EXERCISE GOAL -
Repeat, without any change, the entries presented below.

RECORDED DATA -

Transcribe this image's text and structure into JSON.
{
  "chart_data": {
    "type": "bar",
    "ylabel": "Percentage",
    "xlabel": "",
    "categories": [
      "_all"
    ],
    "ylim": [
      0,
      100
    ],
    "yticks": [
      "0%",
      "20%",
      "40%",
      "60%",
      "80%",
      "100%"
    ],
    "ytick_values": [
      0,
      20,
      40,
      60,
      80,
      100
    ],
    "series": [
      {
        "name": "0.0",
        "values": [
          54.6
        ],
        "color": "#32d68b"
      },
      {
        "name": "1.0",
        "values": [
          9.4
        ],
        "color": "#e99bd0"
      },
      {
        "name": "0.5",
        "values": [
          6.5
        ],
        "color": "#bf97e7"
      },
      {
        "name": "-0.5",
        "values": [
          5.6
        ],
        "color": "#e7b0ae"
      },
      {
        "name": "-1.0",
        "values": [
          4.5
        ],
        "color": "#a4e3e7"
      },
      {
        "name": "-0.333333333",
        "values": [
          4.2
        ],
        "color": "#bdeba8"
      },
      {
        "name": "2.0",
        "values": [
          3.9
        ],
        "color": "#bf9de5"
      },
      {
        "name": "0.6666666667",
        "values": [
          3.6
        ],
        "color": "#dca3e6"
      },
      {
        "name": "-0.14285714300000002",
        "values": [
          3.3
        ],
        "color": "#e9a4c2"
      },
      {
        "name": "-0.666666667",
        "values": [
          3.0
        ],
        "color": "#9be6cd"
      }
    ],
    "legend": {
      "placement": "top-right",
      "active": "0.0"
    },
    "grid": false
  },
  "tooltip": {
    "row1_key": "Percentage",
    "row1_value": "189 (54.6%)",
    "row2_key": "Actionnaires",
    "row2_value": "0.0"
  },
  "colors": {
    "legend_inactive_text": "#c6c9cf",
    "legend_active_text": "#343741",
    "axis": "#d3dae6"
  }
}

RESULT OF THE EXERCISE -
Transcribe this image's text and structure into JSON.
{
  "chart_data": {
    "type": "bar",
    "ylabel": "Percentage",
    "xlabel": "",
    "categories": [
      "_all"
    ],
    "ylim": [
      0,
      100
    ],
    "yticks": [
      "0%",
      "20%",
      "40%",
      "60%",
      "80%",
      "100%"
    ],
    "ytick_values": [
      0,
      20,
      40,
      60,
      80,
      100
    ],
    "series": [
      {
        "name": "0.0",
        "values": [
          54.6
        ],
        "color": "#32d68b"
      },
      {
        "name": "1.0",
        "values": [
          9.4
        ],
        "color": "#e99bd0"
      },
      {
        "name": "0.5",
        "values": [
          6.5
        ],
        "color": "#bf97e7"
      },
      {
        "name": "-0.5",
        "values": [
          5.6
        ],
        "color": "#e7b0ae"
      },
      {
        "name": "-1.0",
        "values": [
          4.5
        ],
        "color": "#a4e3e7"
      },
      {
        "name": "-0.333333333",
        "values": [
          4.2
        ],
        "color": "#bdeba8"
      },
      {
        "name": "2.0",
        "values": [
          3.9
        ],
        "color": "#bf9de5"
      },
      {
        "name": "0.6666666667",
        "values": [
          3.6
        ],
        "color": "#dca3e6"
      },
      {
        "name": "-0.14285714300000002",
        "values": [
          3.3
        ],
        "color": "#e9a4c2"
      },
      {
        "name": "-0.666666667",
        "values": [
          3.0
        ],
        "color": "#9be6cd"
      }
    ],
    "legend": {
      "placement": "top-right",
      "active": "0.0"
    },
    "grid": false
  },
  "tooltip": {
    "row1_key": "Percentage",
    "row1_value": "189 (54.6%)",
    "row2_key": "Actionnaires",
    "row2_value": "0.0"
  },
  "colors": {
    "legend_inactive_text": "#c6c9cf",
    "legend_active_text": "#343741",
    "axis": "#d3dae6"
  }
}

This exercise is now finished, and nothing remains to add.